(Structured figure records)

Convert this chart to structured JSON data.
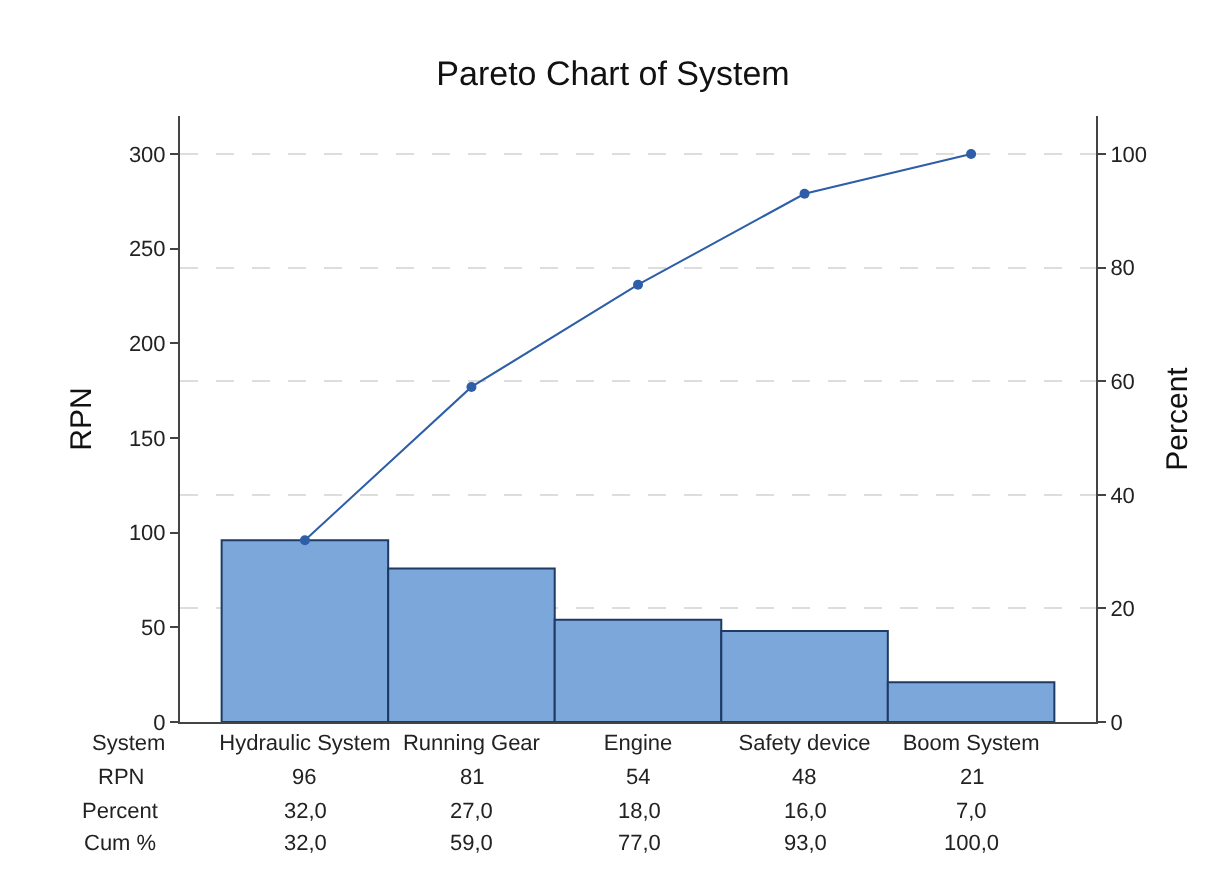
{
  "chart_data": {
    "type": "bar",
    "title": "Pareto Chart of System",
    "xlabel": "System",
    "ylabel": "RPN",
    "y2label": "Percent",
    "categories": [
      "Hydraulic System",
      "Running Gear",
      "Engine",
      "Safety device",
      "Boom System"
    ],
    "series": [
      {
        "color": "#7ba7db",
        "values": [
          96,
          81,
          54,
          48,
          21
        ],
        "value_labels": [
          "96",
          "81",
          "54",
          "48",
          "21"
        ]
      },
      {
        "type": "line",
        "axis": "y2",
        "color": "#2e5ea8",
        "values": [
          32.0,
          59.0,
          77.0,
          93.0,
          100.0
        ],
        "value_labels": [
          "32,0",
          "59,0",
          "77,0",
          "93,0",
          "100,0"
        ],
        "marker": "circle",
        "line_style": "solid"
      }
    ],
    "annotations": [
      "RPN",
      "Percent",
      "Cum %",
      "32,0",
      "27,0",
      "18,0",
      "16,0",
      "7,0"
    ],
    "ylim": [
      0,
      320
    ],
    "yticks": [
      0,
      50,
      100,
      150,
      200,
      250,
      300
    ],
    "y2lim": [
      0,
      106.7
    ],
    "y2ticks": [
      0,
      20,
      40,
      60,
      80,
      100
    ],
    "grid": "y2",
    "legend": false
  }
}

▶ PROBLEM TO SOLVE: Copy every line above word for word and exclude the pictures.

▶ SOLUTION FOR THIS TASK:
Convert this chart to structured JSON data.
{
  "chart_data": {
    "type": "bar",
    "title": "Pareto Chart of System",
    "xlabel": "System",
    "ylabel": "RPN",
    "y2label": "Percent",
    "categories": [
      "Hydraulic System",
      "Running Gear",
      "Engine",
      "Safety device",
      "Boom System"
    ],
    "series": [
      {
        "color": "#7ba7db",
        "values": [
          96,
          81,
          54,
          48,
          21
        ],
        "value_labels": [
          "96",
          "81",
          "54",
          "48",
          "21"
        ]
      },
      {
        "type": "line",
        "axis": "y2",
        "color": "#2e5ea8",
        "values": [
          32.0,
          59.0,
          77.0,
          93.0,
          100.0
        ],
        "value_labels": [
          "32,0",
          "59,0",
          "77,0",
          "93,0",
          "100,0"
        ],
        "marker": "circle",
        "line_style": "solid"
      }
    ],
    "annotations": [
      "RPN",
      "Percent",
      "Cum %",
      "32,0",
      "27,0",
      "18,0",
      "16,0",
      "7,0"
    ],
    "ylim": [
      0,
      320
    ],
    "yticks": [
      0,
      50,
      100,
      150,
      200,
      250,
      300
    ],
    "y2lim": [
      0,
      106.7
    ],
    "y2ticks": [
      0,
      20,
      40,
      60,
      80,
      100
    ],
    "grid": "y2",
    "legend": false
  }
}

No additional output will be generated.